Exercise goal ::
Reproduce the material in full, exactly as written.

Some records
────────────────────
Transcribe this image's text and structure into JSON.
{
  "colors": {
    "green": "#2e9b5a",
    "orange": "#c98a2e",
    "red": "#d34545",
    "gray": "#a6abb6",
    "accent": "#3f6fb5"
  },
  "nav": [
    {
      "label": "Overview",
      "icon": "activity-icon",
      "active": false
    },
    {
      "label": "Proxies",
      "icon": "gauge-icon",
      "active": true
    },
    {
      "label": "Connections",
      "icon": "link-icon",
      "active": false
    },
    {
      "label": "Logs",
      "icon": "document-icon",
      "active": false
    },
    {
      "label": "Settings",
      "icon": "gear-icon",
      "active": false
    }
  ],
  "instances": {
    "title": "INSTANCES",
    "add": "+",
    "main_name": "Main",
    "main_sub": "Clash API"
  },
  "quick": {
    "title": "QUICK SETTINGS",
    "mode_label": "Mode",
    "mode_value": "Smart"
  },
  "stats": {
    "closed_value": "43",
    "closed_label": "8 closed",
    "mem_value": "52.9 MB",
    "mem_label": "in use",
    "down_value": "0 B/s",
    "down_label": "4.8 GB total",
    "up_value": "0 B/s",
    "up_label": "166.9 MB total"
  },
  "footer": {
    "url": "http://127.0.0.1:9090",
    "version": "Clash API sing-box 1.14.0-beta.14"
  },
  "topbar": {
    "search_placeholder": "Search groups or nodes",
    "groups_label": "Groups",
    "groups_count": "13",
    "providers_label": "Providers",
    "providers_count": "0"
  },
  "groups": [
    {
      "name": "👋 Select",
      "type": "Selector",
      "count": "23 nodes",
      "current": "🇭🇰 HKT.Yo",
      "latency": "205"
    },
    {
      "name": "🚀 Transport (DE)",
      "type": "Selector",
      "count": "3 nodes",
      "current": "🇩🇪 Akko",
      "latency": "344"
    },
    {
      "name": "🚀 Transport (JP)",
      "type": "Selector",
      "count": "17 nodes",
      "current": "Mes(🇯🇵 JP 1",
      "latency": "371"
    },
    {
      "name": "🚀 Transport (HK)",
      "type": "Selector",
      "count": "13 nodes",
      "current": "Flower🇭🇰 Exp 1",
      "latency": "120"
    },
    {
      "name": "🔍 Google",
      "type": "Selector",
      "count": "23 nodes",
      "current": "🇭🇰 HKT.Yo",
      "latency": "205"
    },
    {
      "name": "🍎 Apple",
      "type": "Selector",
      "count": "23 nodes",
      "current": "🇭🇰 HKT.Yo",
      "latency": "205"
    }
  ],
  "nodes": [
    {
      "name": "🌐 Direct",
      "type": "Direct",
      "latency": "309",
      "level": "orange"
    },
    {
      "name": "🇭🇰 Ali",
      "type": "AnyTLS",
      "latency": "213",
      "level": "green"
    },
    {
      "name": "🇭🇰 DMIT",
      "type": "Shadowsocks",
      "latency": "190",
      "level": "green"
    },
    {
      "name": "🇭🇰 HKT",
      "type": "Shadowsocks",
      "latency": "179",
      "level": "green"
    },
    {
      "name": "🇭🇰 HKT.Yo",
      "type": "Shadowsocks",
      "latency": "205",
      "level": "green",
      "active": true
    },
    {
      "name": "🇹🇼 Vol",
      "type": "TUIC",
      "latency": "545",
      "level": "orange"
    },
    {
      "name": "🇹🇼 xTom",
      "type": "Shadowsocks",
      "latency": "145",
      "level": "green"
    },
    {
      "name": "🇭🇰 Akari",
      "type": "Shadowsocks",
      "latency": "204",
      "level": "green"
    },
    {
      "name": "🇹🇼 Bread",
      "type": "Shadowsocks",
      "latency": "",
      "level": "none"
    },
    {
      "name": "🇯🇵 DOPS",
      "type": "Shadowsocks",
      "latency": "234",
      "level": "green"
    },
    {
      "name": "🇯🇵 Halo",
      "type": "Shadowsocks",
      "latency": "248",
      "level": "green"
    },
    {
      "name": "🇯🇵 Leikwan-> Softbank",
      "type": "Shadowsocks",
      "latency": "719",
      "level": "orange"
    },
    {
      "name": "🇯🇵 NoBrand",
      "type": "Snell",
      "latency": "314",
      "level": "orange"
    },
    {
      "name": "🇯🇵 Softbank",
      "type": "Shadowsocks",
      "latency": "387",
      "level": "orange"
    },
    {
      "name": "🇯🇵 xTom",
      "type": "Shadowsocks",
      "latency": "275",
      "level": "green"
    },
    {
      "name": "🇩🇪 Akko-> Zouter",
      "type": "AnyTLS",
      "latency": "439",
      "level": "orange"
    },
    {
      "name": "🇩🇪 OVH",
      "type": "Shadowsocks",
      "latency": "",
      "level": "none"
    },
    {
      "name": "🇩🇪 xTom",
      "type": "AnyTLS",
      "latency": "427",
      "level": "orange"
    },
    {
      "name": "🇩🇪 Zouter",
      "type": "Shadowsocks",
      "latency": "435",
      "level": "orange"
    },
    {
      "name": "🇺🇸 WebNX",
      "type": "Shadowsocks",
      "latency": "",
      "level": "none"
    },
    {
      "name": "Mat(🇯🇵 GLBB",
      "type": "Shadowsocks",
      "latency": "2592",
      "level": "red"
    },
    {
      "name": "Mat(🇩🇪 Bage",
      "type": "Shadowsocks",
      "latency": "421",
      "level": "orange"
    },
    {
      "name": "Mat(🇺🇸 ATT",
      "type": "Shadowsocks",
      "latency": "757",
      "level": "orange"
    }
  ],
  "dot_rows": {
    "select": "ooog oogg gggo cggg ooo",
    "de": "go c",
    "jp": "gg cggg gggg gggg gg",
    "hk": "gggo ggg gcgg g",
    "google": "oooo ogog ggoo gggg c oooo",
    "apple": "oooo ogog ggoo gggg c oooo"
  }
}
────────────────────
Exercise result ::
Transcribe this image's text and structure into JSON.
{
  "colors": {
    "green": "#2e9b5a",
    "orange": "#c98a2e",
    "red": "#d34545",
    "gray": "#a6abb6",
    "accent": "#3f6fb5"
  },
  "nav": [
    {
      "label": "Overview",
      "icon": "activity-icon",
      "active": false
    },
    {
      "label": "Proxies",
      "icon": "gauge-icon",
      "active": true
    },
    {
      "label": "Connections",
      "icon": "link-icon",
      "active": false
    },
    {
      "label": "Logs",
      "icon": "document-icon",
      "active": false
    },
    {
      "label": "Settings",
      "icon": "gear-icon",
      "active": false
    }
  ],
  "instances": {
    "title": "INSTANCES",
    "add": "+",
    "main_name": "Main",
    "main_sub": "Clash API"
  },
  "quick": {
    "title": "QUICK SETTINGS",
    "mode_label": "Mode",
    "mode_value": "Smart"
  },
  "stats": {
    "closed_value": "43",
    "closed_label": "8 closed",
    "mem_value": "52.9 MB",
    "mem_label": "in use",
    "down_value": "0 B/s",
    "down_label": "4.8 GB total",
    "up_value": "0 B/s",
    "up_label": "166.9 MB total"
  },
  "footer": {
    "url": "http://127.0.0.1:9090",
    "version": "Clash API sing-box 1.14.0-beta.14"
  },
  "topbar": {
    "search_placeholder": "Search groups or nodes",
    "groups_label": "Groups",
    "groups_count": "13",
    "providers_label": "Providers",
    "providers_count": "0"
  },
  "groups": [
    {
      "name": "👋 Select",
      "type": "Selector",
      "count": "23 nodes",
      "current": "🇭🇰 HKT.Yo",
      "latency": "205"
    },
    {
      "name": "🚀 Transport (DE)",
      "type": "Selector",
      "count": "3 nodes",
      "current": "🇩🇪 Akko",
      "latency": "344"
    },
    {
      "name": "🚀 Transport (JP)",
      "type": "Selector",
      "count": "17 nodes",
      "current": "Mes(🇯🇵 JP 1",
      "latency": "371"
    },
    {
      "name": "🚀 Transport (HK)",
      "type": "Selector",
      "count": "13 nodes",
      "current": "Flower🇭🇰 Exp 1",
      "latency": "120"
    },
    {
      "name": "🔍 Google",
      "type": "Selector",
      "count": "23 nodes",
      "current": "🇭🇰 HKT.Yo",
      "latency": "205"
    },
    {
      "name": "🍎 Apple",
      "type": "Selector",
      "count": "23 nodes",
      "current": "🇭🇰 HKT.Yo",
      "latency": "205"
    }
  ],
  "nodes": [
    {
      "name": "🌐 Direct",
      "type": "Direct",
      "latency": "309",
      "level": "orange"
    },
    {
      "name": "🇭🇰 Ali",
      "type": "AnyTLS",
      "latency": "213",
      "level": "green"
    },
    {
      "name": "🇭🇰 DMIT",
      "type": "Shadowsocks",
      "latency": "190",
      "level": "green"
    },
    {
      "name": "🇭🇰 HKT",
      "type": "Shadowsocks",
      "latency": "179",
      "level": "green"
    },
    {
      "name": "🇭🇰 HKT.Yo",
      "type": "Shadowsocks",
      "latency": "205",
      "level": "green",
      "active": true
    },
    {
      "name": "🇹🇼 Vol",
      "type": "TUIC",
      "latency": "545",
      "level": "orange"
    },
    {
      "name": "🇹🇼 xTom",
      "type": "Shadowsocks",
      "latency": "145",
      "level": "green"
    },
    {
      "name": "🇭🇰 Akari",
      "type": "Shadowsocks",
      "latency": "204",
      "level": "green"
    },
    {
      "name": "🇹🇼 Bread",
      "type": "Shadowsocks",
      "latency": "",
      "level": "none"
    },
    {
      "name": "🇯🇵 DOPS",
      "type": "Shadowsocks",
      "latency": "234",
      "level": "green"
    },
    {
      "name": "🇯🇵 Halo",
      "type": "Shadowsocks",
      "latency": "248",
      "level": "green"
    },
    {
      "name": "🇯🇵 Leikwan-> Softbank",
      "type": "Shadowsocks",
      "latency": "719",
      "level": "orange"
    },
    {
      "name": "🇯🇵 NoBrand",
      "type": "Snell",
      "latency": "314",
      "level": "orange"
    },
    {
      "name": "🇯🇵 Softbank",
      "type": "Shadowsocks",
      "latency": "387",
      "level": "orange"
    },
    {
      "name": "🇯🇵 xTom",
      "type": "Shadowsocks",
      "latency": "275",
      "level": "green"
    },
    {
      "name": "🇩🇪 Akko-> Zouter",
      "type": "AnyTLS",
      "latency": "439",
      "level": "orange"
    },
    {
      "name": "🇩🇪 OVH",
      "type": "Shadowsocks",
      "latency": "",
      "level": "none"
    },
    {
      "name": "🇩🇪 xTom",
      "type": "AnyTLS",
      "latency": "427",
      "level": "orange"
    },
    {
      "name": "🇩🇪 Zouter",
      "type": "Shadowsocks",
      "latency": "435",
      "level": "orange"
    },
    {
      "name": "🇺🇸 WebNX",
      "type": "Shadowsocks",
      "latency": "",
      "level": "none"
    },
    {
      "name": "Mat(🇯🇵 GLBB",
      "type": "Shadowsocks",
      "latency": "2592",
      "level": "red"
    },
    {
      "name": "Mat(🇩🇪 Bage",
      "type": "Shadowsocks",
      "latency": "421",
      "level": "orange"
    },
    {
      "name": "Mat(🇺🇸 ATT",
      "type": "Shadowsocks",
      "latency": "757",
      "level": "orange"
    }
  ],
  "dot_rows": {
    "select": "ooog oogg gggo cggg ooo",
    "de": "go c",
    "jp": "gg cggg gggg gggg gg",
    "hk": "gggo ggg gcgg g",
    "google": "oooo ogog ggoo gggg c oooo",
    "apple": "oooo ogog ggoo gggg c oooo"
  }
}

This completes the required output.